> [TASK STATEMENT] Write out the records below word for word, please.

> [DATASET CONTENT]
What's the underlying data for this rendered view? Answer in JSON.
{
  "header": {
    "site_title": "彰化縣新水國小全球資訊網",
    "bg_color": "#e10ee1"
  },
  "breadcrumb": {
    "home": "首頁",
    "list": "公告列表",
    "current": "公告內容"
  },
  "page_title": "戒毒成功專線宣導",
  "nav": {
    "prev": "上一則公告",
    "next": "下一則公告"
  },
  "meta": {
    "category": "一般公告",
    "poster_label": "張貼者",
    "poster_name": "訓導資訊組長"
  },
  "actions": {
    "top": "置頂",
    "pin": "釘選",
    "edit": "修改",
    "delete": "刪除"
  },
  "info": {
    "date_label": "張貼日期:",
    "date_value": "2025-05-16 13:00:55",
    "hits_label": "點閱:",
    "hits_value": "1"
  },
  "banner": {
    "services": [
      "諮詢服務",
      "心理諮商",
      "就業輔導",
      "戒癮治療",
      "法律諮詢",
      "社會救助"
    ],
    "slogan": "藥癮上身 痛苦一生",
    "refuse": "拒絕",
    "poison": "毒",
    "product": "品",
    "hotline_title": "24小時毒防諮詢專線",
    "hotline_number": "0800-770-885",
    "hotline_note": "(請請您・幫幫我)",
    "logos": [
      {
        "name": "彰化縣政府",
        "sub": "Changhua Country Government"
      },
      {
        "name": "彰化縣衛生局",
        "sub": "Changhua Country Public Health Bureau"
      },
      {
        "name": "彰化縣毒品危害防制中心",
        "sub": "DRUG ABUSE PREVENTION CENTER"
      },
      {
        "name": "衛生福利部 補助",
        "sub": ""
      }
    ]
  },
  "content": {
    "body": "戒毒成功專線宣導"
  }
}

> [COMPLETED TASK]
What's the underlying data for this rendered view? Answer in JSON.
{
  "header": {
    "site_title": "彰化縣新水國小全球資訊網",
    "bg_color": "#e10ee1"
  },
  "breadcrumb": {
    "home": "首頁",
    "list": "公告列表",
    "current": "公告內容"
  },
  "page_title": "戒毒成功專線宣導",
  "nav": {
    "prev": "上一則公告",
    "next": "下一則公告"
  },
  "meta": {
    "category": "一般公告",
    "poster_label": "張貼者",
    "poster_name": "訓導資訊組長"
  },
  "actions": {
    "top": "置頂",
    "pin": "釘選",
    "edit": "修改",
    "delete": "刪除"
  },
  "info": {
    "date_label": "張貼日期:",
    "date_value": "2025-05-16 13:00:55",
    "hits_label": "點閱:",
    "hits_value": "1"
  },
  "banner": {
    "services": [
      "諮詢服務",
      "心理諮商",
      "就業輔導",
      "戒癮治療",
      "法律諮詢",
      "社會救助"
    ],
    "slogan": "藥癮上身 痛苦一生",
    "refuse": "拒絕",
    "poison": "毒",
    "product": "品",
    "hotline_title": "24小時毒防諮詢專線",
    "hotline_number": "0800-770-885",
    "hotline_note": "(請請您・幫幫我)",
    "logos": [
      {
        "name": "彰化縣政府",
        "sub": "Changhua Country Government"
      },
      {
        "name": "彰化縣衛生局",
        "sub": "Changhua Country Public Health Bureau"
      },
      {
        "name": "彰化縣毒品危害防制中心",
        "sub": "DRUG ABUSE PREVENTION CENTER"
      },
      {
        "name": "衛生福利部 補助",
        "sub": ""
      }
    ]
  },
  "content": {
    "body": "戒毒成功專線宣導"
  }
}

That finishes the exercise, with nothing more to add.